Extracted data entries
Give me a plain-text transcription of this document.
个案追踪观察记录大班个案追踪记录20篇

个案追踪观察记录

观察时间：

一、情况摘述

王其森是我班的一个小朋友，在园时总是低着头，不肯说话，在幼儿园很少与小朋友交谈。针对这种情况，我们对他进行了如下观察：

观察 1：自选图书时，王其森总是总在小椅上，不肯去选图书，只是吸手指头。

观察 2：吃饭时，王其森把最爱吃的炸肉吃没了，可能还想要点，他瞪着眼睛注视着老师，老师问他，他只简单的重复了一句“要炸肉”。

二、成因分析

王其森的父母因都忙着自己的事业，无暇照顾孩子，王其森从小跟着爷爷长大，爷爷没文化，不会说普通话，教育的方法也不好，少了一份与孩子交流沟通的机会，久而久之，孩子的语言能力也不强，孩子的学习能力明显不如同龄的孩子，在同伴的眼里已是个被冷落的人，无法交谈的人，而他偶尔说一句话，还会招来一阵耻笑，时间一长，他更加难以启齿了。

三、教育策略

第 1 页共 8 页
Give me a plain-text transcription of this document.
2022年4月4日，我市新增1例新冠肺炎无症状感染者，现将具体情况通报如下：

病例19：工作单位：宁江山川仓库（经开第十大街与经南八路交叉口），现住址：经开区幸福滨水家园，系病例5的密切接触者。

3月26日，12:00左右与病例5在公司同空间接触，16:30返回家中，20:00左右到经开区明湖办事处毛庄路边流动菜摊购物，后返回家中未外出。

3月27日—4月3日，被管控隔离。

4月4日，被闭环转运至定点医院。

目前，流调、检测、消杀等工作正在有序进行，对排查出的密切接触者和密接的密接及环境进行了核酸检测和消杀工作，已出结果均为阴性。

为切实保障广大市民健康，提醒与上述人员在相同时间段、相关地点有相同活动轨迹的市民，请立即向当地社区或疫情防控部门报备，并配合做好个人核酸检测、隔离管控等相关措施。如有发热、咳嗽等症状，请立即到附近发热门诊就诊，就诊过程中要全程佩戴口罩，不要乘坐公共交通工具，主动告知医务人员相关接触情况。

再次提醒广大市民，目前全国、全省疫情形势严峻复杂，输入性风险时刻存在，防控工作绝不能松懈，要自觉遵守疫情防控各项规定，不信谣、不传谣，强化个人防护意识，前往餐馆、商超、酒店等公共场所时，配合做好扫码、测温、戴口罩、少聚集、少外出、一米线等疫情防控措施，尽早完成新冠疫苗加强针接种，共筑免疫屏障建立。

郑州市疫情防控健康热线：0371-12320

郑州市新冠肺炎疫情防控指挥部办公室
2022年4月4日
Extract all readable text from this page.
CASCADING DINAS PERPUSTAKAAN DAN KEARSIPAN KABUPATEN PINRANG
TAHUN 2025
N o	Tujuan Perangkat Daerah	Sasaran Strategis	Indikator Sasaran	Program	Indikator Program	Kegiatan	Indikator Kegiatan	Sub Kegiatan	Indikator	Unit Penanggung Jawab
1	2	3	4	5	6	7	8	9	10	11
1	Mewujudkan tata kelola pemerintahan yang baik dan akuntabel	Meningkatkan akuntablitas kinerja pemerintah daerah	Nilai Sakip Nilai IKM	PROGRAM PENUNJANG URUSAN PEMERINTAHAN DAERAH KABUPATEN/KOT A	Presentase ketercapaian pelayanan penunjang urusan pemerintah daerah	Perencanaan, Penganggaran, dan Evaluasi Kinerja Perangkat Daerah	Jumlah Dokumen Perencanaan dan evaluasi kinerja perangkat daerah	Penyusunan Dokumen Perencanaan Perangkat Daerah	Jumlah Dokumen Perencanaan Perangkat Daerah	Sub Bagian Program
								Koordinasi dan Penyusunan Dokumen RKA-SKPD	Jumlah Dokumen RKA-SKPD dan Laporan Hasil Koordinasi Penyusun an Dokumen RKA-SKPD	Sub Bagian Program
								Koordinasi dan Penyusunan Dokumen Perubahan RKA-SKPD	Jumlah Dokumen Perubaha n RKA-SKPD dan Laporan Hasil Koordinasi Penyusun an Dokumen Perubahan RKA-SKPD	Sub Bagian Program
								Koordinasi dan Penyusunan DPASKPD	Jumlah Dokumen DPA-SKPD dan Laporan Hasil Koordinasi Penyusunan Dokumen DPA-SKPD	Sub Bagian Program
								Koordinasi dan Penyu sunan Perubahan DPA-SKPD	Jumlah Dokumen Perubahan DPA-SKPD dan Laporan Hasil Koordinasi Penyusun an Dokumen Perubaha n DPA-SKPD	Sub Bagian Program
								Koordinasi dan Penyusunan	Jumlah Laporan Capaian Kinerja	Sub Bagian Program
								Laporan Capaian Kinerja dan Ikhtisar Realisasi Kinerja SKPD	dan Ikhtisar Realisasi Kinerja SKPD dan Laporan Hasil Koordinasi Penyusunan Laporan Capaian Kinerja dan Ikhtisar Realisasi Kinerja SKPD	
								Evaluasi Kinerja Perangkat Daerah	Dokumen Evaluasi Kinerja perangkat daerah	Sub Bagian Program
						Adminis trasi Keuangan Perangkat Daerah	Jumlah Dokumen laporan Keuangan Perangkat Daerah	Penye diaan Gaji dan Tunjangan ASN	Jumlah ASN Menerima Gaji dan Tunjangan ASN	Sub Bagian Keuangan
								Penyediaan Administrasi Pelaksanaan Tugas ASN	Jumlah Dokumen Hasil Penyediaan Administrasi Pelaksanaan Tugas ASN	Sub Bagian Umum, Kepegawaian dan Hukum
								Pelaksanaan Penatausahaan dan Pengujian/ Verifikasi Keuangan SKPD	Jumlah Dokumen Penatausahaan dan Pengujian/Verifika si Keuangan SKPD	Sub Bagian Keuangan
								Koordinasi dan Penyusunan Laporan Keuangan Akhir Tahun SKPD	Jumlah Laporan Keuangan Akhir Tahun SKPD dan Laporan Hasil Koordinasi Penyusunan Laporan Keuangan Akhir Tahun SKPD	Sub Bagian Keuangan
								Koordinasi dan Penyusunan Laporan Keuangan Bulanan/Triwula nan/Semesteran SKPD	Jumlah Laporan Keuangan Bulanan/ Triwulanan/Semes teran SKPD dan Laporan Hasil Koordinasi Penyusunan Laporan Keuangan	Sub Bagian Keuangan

AIM OF THE TASK
All of the data shown above must be copied exactly.

EXERCISE ANSWER
Give me a plain-text transcription of this document.
个案追踪观察记录大班个案追踪记录20篇

个案追踪观察记录

观察时间：

一、情况摘述

王其森是我班的一个小朋友，在园时总是低着头，不肯说话，在幼儿园很少与小朋友交谈。针对这种情况，我们对他进行了如下观察：

观察 1：自选图书时，王其森总是总在小椅上，不肯去选图书，只是吸手指头。

观察 2：吃饭时，王其森把最爱吃的炸肉吃没了，可能还想要点，他瞪着眼睛注视着老师，老师问他，他只简单的重复了一句“要炸肉”。

二、成因分析

王其森的父母因都忙着自己的事业，无暇照顾孩子，王其森从小跟着爷爷长大，爷爷没文化，不会说普通话，教育的方法也不好，少了一份与孩子交流沟通的机会，久而久之，孩子的语言能力也不强，孩子的学习能力明显不如同龄的孩子，在同伴的眼里已是个被冷落的人，无法交谈的人，而他偶尔说一句话，还会招来一阵耻笑，时间一长，他更加难以启齿了。

三、教育策略

第 1 页共 8 页
Give me a plain-text transcription of this document.
2022年4月4日，我市新增1例新冠肺炎无症状感染者，现将具体情况通报如下：

病例19：工作单位：宁江山川仓库（经开第十大街与经南八路交叉口），现住址：经开区幸福滨水家园，系病例5的密切接触者。

3月26日，12:00左右与病例5在公司同空间接触，16:30返回家中，20:00左右到经开区明湖办事处毛庄路边流动菜摊购物，后返回家中未外出。

3月27日—4月3日，被管控隔离。

4月4日，被闭环转运至定点医院。

目前，流调、检测、消杀等工作正在有序进行，对排查出的密切接触者和密接的密接及环境进行了核酸检测和消杀工作，已出结果均为阴性。

为切实保障广大市民健康，提醒与上述人员在相同时间段、相关地点有相同活动轨迹的市民，请立即向当地社区或疫情防控部门报备，并配合做好个人核酸检测、隔离管控等相关措施。如有发热、咳嗽等症状，请立即到附近发热门诊就诊，就诊过程中要全程佩戴口罩，不要乘坐公共交通工具，主动告知医务人员相关接触情况。

再次提醒广大市民，目前全国、全省疫情形势严峻复杂，输入性风险时刻存在，防控工作绝不能松懈，要自觉遵守疫情防控各项规定，不信谣、不传谣，强化个人防护意识，前往餐馆、商超、酒店等公共场所时，配合做好扫码、测温、戴口罩、少聚集、少外出、一米线等疫情防控措施，尽早完成新冠疫苗加强针接种，共筑免疫屏障建立。

郑州市疫情防控健康热线：0371-12320

郑州市新冠肺炎疫情防控指挥部办公室
2022年4月4日
Extract all readable text from this page.
CASCADING DINAS PERPUSTAKAAN DAN KEARSIPAN KABUPATEN PINRANG
TAHUN 2025
N o	Tujuan Perangkat Daerah	Sasaran Strategis	Indikator Sasaran	Program	Indikator Program	Kegiatan	Indikator Kegiatan	Sub Kegiatan	Indikator	Unit Penanggung Jawab
1	2	3	4	5	6	7	8	9	10	11
1	Mewujudkan tata kelola pemerintahan yang baik dan akuntabel	Meningkatkan akuntablitas kinerja pemerintah daerah	Nilai Sakip Nilai IKM	PROGRAM PENUNJANG URUSAN PEMERINTAHAN DAERAH KABUPATEN/KOT A	Presentase ketercapaian pelayanan penunjang urusan pemerintah daerah	Perencanaan, Penganggaran, dan Evaluasi Kinerja Perangkat Daerah	Jumlah Dokumen Perencanaan dan evaluasi kinerja perangkat daerah	Penyusunan Dokumen Perencanaan Perangkat Daerah	Jumlah Dokumen Perencanaan Perangkat Daerah	Sub Bagian Program
								Koordinasi dan Penyusunan Dokumen RKA-SKPD	Jumlah Dokumen RKA-SKPD dan Laporan Hasil Koordinasi Penyusun an Dokumen RKA-SKPD	Sub Bagian Program
								Koordinasi dan Penyusunan Dokumen Perubahan RKA-SKPD	Jumlah Dokumen Perubaha n RKA-SKPD dan Laporan Hasil Koordinasi Penyusun an Dokumen Perubahan RKA-SKPD	Sub Bagian Program
								Koordinasi dan Penyusunan DPASKPD	Jumlah Dokumen DPA-SKPD dan Laporan Hasil Koordinasi Penyusunan Dokumen DPA-SKPD	Sub Bagian Program
								Koordinasi dan Penyu sunan Perubahan DPA-SKPD	Jumlah Dokumen Perubahan DPA-SKPD dan Laporan Hasil Koordinasi Penyusun an Dokumen Perubaha n DPA-SKPD	Sub Bagian Program
								Koordinasi dan Penyusunan	Jumlah Laporan Capaian Kinerja	Sub Bagian Program
								Laporan Capaian Kinerja dan Ikhtisar Realisasi Kinerja SKPD	dan Ikhtisar Realisasi Kinerja SKPD dan Laporan Hasil Koordinasi Penyusunan Laporan Capaian Kinerja dan Ikhtisar Realisasi Kinerja SKPD	
								Evaluasi Kinerja Perangkat Daerah	Dokumen Evaluasi Kinerja perangkat daerah	Sub Bagian Program
						Adminis trasi Keuangan Perangkat Daerah	Jumlah Dokumen laporan Keuangan Perangkat Daerah	Penye diaan Gaji dan Tunjangan ASN	Jumlah ASN Menerima Gaji dan Tunjangan ASN	Sub Bagian Keuangan
								Penyediaan Administrasi Pelaksanaan Tugas ASN	Jumlah Dokumen Hasil Penyediaan Administrasi Pelaksanaan Tugas ASN	Sub Bagian Umum, Kepegawaian dan Hukum
								Pelaksanaan Penatausahaan dan Pengujian/ Verifikasi Keuangan SKPD	Jumlah Dokumen Penatausahaan dan Pengujian/Verifika si Keuangan SKPD	Sub Bagian Keuangan
								Koordinasi dan Penyusunan Laporan Keuangan Akhir Tahun SKPD	Jumlah Laporan Keuangan Akhir Tahun SKPD dan Laporan Hasil Koordinasi Penyusunan Laporan Keuangan Akhir Tahun SKPD	Sub Bagian Keuangan
								Koordinasi dan Penyusunan Laporan Keuangan Bulanan/Triwula nan/Semesteran SKPD	Jumlah Laporan Keuangan Bulanan/ Triwulanan/Semes teran SKPD dan Laporan Hasil Koordinasi Penyusunan Laporan Keuangan	Sub Bagian Keuangan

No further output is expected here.